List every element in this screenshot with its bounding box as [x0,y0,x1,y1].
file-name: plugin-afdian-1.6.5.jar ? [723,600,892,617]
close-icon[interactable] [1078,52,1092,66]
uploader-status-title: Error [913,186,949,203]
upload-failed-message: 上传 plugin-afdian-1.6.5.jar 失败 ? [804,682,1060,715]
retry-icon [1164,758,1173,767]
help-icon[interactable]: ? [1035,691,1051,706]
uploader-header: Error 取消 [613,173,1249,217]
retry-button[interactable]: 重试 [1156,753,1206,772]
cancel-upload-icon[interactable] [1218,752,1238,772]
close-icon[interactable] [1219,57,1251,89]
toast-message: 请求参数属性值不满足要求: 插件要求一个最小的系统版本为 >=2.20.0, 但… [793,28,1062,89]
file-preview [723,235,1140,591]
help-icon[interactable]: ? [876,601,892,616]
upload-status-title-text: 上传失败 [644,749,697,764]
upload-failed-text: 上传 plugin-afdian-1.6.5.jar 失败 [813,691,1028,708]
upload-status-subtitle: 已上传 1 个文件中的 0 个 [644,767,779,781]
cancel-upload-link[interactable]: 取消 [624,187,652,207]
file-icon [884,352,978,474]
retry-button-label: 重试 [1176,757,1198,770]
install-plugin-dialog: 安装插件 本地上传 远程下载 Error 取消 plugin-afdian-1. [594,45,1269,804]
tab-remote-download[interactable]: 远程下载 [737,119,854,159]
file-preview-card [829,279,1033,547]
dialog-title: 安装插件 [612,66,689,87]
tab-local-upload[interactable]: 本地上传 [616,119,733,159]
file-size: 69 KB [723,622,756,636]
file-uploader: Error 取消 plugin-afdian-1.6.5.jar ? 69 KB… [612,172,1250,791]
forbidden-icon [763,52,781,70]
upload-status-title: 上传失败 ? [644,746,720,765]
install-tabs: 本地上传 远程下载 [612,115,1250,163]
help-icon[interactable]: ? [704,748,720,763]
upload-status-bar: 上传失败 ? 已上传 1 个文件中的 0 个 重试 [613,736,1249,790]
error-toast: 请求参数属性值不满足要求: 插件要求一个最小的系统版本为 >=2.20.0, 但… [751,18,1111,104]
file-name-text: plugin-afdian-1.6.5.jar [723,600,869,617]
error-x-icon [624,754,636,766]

Task requirements -
Convert everything from the start of the data down to and including the line containing "install-tabs: 本地上传 远程下载 [612,115,1250,163]" into a Markdown table with the columns Row and Line. Number each row and leave out blank lines.

Written response -
| Row | Line |
|---|---|
| 1 | List every element in this screenshot with its bounding box as [x0,y0,x1,y1]. |
| 2 | file-name: plugin-afdian-1.6.5.jar ? [723,600,892,617] |
| 3 | close-icon[interactable] [1078,52,1092,66] |
| 4 | uploader-status-title: Error [913,186,949,203] |
| 5 | upload-failed-message: 上传 plugin-afdian-1.6.5.jar 失败 ? [804,682,1060,715] |
| 6 | retry-icon [1164,758,1173,767] |
| 7 | help-icon[interactable]: ? [1035,691,1051,706] |
| 8 | uploader-header: Error 取消 [613,173,1249,217] |
| 9 | retry-button[interactable]: 重试 [1156,753,1206,772] |
| 10 | cancel-upload-icon[interactable] [1218,752,1238,772] |
| 11 | close-icon[interactable] [1219,57,1251,89] |
| 12 | toast-message: 请求参数属性值不满足要求: 插件要求一个最小的系统版本为 >=2.20.0, 但… [793,28,1062,89] |
| 13 | file-preview [723,235,1140,591] |
| 14 | help-icon[interactable]: ? [876,601,892,616] |
| 15 | upload-status-title-text: 上传失败 [644,749,697,764] |
| 16 | upload-failed-text: 上传 plugin-afdian-1.6.5.jar 失败 [813,691,1028,708] |
| 17 | upload-status-subtitle: 已上传 1 个文件中的 0 个 [644,767,779,781] |
| 18 | cancel-upload-link[interactable]: 取消 [624,187,652,207] |
| 19 | file-icon [884,352,978,474] |
| 20 | retry-button-label: 重试 [1176,757,1198,770] |
| 21 | install-plugin-dialog: 安装插件 本地上传 远程下载 Error 取消 plugin-afdian-1. [594,45,1269,804] |
| 22 | tab-remote-download[interactable]: 远程下载 [737,119,854,159] |
| 23 | file-preview-card [829,279,1033,547] |
| 24 | dialog-title: 安装插件 [612,66,689,87] |
| 25 | tab-local-upload[interactable]: 本地上传 [616,119,733,159] |
| 26 | file-size: 69 KB [723,622,756,636] |
| 27 | file-uploader: Error 取消 plugin-afdian-1.6.5.jar ? 69 KB… [612,172,1250,791] |
| 28 | forbidden-icon [763,52,781,70] |
| 29 | upload-status-title: 上传失败 ? [644,746,720,765] |
| 30 | install-tabs: 本地上传 远程下载 [612,115,1250,163] |